§ **DATA LINES**

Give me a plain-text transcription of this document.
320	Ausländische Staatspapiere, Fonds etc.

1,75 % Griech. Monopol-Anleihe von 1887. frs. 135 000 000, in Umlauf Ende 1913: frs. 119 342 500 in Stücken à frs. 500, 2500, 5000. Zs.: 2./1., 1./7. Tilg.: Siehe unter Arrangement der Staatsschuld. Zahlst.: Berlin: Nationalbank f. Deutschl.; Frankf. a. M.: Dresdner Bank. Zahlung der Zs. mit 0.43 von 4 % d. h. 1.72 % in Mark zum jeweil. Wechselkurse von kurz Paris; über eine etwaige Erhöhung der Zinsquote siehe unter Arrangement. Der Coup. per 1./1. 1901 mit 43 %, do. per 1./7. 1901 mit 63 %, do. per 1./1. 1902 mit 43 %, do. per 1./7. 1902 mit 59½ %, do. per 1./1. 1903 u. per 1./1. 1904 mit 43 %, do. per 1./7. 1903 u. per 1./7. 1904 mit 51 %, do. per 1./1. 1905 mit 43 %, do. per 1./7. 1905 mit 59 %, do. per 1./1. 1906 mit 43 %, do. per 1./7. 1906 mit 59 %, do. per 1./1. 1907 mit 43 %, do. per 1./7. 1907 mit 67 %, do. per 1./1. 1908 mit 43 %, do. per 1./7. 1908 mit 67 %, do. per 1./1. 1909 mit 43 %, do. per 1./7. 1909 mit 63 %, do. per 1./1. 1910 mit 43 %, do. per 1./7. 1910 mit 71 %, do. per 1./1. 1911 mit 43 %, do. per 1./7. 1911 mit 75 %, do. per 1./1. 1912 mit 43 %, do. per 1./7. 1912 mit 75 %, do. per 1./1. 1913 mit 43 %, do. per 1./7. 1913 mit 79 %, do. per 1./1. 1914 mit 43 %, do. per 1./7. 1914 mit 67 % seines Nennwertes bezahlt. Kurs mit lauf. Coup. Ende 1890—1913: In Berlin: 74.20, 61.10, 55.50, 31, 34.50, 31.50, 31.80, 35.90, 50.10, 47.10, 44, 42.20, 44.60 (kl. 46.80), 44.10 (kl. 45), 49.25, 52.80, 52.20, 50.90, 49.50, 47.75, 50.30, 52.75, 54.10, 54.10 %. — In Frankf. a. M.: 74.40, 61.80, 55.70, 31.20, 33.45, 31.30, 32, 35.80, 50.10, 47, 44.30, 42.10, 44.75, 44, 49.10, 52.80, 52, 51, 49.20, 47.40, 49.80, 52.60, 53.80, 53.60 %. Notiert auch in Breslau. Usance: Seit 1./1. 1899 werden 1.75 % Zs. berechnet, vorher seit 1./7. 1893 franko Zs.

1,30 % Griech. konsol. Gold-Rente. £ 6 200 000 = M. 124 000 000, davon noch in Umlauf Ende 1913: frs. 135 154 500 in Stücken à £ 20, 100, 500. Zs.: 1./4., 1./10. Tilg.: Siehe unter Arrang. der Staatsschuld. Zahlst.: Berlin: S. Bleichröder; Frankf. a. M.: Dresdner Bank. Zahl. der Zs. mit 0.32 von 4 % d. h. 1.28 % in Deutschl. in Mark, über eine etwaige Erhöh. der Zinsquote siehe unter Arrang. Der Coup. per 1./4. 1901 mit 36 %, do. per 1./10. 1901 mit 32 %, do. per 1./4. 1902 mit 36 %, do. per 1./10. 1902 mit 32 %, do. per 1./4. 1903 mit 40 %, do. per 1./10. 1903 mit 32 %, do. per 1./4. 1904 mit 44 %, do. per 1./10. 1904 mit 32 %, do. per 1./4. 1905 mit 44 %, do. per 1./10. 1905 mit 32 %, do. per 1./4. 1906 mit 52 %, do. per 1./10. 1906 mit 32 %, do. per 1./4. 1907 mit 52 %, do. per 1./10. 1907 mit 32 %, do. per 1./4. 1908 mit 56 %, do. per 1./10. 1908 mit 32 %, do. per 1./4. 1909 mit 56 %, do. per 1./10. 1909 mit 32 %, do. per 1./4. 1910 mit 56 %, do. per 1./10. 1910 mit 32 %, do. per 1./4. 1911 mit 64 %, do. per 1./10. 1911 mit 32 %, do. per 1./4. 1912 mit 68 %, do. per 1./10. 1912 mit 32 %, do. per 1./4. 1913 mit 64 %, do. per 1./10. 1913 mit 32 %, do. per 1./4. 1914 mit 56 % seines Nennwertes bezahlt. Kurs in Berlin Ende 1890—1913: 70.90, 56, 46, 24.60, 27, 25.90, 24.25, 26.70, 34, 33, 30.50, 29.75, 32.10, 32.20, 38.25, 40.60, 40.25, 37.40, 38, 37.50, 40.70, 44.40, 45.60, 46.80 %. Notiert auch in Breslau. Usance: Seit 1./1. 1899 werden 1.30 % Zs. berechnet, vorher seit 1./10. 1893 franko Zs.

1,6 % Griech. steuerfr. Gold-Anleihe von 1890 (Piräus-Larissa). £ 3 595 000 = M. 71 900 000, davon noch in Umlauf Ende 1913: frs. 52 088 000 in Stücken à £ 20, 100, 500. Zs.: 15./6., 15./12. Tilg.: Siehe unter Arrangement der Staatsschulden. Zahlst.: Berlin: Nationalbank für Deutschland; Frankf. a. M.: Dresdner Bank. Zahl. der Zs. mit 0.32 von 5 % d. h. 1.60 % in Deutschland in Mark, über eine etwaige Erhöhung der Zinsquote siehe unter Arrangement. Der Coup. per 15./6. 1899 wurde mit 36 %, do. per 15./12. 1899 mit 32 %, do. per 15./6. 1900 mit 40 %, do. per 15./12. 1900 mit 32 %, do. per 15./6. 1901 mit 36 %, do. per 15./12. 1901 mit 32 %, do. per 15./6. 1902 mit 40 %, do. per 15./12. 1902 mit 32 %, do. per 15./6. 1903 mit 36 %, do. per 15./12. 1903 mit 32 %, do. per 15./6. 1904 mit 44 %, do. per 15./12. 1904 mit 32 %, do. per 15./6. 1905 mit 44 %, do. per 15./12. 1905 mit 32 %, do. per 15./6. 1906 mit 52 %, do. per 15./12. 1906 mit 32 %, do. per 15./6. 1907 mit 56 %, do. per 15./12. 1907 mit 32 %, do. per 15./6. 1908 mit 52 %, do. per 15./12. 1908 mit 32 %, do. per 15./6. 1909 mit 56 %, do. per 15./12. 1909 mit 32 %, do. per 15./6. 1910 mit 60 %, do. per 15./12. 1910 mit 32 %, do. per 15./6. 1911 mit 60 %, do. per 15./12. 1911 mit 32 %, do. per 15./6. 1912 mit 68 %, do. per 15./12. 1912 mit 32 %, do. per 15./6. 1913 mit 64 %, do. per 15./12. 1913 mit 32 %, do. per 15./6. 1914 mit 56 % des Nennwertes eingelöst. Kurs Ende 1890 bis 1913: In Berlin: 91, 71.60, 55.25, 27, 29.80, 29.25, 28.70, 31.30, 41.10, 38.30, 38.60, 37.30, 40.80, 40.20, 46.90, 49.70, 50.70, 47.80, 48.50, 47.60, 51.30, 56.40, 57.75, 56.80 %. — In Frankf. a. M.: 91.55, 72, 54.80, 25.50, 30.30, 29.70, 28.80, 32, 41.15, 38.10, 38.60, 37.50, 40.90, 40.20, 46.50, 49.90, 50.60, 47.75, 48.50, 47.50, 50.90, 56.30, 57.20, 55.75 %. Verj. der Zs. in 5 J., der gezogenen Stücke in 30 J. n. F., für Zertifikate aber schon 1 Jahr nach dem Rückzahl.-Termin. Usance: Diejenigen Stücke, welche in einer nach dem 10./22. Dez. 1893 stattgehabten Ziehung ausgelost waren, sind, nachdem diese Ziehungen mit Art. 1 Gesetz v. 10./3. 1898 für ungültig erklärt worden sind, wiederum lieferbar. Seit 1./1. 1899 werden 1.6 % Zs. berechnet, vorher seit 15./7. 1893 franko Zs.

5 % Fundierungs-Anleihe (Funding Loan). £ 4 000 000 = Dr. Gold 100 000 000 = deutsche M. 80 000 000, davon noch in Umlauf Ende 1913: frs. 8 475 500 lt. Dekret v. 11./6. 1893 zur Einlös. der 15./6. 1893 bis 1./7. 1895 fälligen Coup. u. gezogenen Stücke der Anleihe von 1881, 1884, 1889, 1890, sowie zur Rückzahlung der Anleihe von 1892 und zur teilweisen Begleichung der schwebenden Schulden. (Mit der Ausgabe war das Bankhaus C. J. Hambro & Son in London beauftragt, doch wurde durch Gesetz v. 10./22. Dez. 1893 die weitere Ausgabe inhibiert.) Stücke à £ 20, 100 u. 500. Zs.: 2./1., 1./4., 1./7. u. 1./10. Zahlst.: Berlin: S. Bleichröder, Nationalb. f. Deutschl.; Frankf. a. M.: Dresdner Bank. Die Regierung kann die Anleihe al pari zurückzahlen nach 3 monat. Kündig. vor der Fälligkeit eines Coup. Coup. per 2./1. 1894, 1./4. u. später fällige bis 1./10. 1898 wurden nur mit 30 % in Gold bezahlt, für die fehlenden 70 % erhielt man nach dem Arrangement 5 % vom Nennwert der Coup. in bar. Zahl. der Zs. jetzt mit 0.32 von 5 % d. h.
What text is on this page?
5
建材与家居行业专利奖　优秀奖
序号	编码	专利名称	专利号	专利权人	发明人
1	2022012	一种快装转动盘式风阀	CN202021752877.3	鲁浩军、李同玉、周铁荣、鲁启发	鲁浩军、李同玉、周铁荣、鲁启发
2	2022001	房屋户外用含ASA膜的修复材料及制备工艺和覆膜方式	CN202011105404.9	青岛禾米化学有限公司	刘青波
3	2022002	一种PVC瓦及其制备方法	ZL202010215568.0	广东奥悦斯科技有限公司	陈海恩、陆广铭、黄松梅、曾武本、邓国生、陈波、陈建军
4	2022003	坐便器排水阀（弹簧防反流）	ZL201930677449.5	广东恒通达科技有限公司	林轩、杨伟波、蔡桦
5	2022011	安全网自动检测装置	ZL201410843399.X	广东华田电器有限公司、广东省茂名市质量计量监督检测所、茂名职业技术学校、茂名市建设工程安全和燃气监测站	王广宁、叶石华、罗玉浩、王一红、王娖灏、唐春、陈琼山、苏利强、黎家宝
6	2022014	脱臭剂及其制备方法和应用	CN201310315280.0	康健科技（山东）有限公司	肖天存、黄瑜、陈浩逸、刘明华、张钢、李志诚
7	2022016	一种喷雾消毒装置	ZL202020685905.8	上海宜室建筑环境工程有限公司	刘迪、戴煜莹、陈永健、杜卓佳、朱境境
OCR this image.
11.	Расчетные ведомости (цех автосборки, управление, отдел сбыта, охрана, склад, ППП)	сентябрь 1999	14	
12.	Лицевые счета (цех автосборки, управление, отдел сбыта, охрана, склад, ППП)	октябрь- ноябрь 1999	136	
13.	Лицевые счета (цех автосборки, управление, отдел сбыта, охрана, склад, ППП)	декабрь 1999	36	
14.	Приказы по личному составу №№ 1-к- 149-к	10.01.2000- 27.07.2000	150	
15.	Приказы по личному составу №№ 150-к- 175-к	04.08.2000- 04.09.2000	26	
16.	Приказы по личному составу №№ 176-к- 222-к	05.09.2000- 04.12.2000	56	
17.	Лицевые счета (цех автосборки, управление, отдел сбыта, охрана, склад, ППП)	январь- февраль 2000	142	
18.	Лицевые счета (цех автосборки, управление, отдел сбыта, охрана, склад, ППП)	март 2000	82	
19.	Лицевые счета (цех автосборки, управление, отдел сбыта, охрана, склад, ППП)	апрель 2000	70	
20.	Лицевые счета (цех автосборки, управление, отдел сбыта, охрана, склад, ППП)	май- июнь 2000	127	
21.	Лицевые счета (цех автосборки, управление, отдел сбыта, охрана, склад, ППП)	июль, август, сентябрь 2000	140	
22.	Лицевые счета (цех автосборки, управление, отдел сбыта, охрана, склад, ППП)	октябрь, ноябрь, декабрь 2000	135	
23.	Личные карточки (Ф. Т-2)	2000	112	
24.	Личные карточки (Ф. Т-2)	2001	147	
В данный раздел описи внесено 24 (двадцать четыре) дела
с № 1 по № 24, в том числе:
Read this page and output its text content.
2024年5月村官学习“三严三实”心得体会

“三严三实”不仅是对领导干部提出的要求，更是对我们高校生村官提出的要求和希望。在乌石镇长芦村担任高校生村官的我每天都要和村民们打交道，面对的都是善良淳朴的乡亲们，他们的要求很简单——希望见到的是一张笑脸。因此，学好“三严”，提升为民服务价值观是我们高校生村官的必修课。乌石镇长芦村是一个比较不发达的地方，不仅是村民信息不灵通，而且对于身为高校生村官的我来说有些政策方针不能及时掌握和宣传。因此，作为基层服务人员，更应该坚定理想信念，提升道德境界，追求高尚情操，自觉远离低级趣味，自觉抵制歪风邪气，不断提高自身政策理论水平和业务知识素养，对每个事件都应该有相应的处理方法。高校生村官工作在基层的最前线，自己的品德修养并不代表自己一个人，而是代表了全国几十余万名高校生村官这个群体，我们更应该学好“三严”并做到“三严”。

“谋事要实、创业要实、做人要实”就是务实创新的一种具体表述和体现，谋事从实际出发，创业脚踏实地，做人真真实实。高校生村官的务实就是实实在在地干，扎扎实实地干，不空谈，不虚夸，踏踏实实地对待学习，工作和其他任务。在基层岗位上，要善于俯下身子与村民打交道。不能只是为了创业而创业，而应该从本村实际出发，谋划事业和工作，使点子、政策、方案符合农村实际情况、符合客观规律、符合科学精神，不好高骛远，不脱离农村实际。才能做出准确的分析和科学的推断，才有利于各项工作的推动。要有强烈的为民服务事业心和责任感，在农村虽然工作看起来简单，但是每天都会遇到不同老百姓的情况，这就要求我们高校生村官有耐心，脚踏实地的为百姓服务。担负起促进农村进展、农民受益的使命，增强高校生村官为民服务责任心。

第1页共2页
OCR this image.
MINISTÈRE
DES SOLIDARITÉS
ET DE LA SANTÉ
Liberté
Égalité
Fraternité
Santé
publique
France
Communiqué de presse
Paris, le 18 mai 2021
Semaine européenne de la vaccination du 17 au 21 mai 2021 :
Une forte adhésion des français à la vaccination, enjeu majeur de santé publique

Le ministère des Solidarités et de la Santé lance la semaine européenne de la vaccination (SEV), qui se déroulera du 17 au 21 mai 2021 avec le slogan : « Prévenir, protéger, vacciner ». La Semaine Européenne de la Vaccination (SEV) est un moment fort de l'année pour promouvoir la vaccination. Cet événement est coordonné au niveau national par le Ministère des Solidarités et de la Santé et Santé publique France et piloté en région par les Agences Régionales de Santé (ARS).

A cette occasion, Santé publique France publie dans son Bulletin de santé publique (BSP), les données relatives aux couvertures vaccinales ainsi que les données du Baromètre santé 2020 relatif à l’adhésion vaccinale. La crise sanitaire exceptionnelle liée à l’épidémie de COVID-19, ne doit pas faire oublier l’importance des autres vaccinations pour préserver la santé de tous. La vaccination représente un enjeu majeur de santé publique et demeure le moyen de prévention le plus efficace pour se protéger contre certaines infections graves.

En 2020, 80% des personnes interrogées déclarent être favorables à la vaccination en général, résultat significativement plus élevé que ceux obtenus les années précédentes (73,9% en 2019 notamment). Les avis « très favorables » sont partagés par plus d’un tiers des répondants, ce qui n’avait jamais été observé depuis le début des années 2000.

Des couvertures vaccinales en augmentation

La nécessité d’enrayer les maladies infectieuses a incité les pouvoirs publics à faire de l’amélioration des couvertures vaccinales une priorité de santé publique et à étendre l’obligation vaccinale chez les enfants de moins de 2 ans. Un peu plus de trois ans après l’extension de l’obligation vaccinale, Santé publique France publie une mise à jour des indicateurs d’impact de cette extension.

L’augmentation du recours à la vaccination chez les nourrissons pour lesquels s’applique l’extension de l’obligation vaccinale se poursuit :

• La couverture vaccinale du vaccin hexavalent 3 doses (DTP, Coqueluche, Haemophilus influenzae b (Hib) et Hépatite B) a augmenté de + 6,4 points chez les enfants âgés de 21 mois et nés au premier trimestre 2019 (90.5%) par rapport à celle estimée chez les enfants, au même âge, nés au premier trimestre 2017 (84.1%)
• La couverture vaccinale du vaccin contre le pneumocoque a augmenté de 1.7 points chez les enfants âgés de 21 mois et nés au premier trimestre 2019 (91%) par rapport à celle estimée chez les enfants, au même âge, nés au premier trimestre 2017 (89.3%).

§ **TASK REQUIREMENTS**
Show each line of the data that contains the string "Приказы".

§ **PROBLEM SOLUTION**
14.	Приказы по личному составу №№ 1-к- 149-к	10.01.2000- 27.07.2000	150	
15.	Приказы по личному составу №№ 150-к- 175-к	04.08.2000- 04.09.2000	26	
16.	Приказы по личному составу №№ 176-к- 222-к	05.09.2000- 04.12.2000	56	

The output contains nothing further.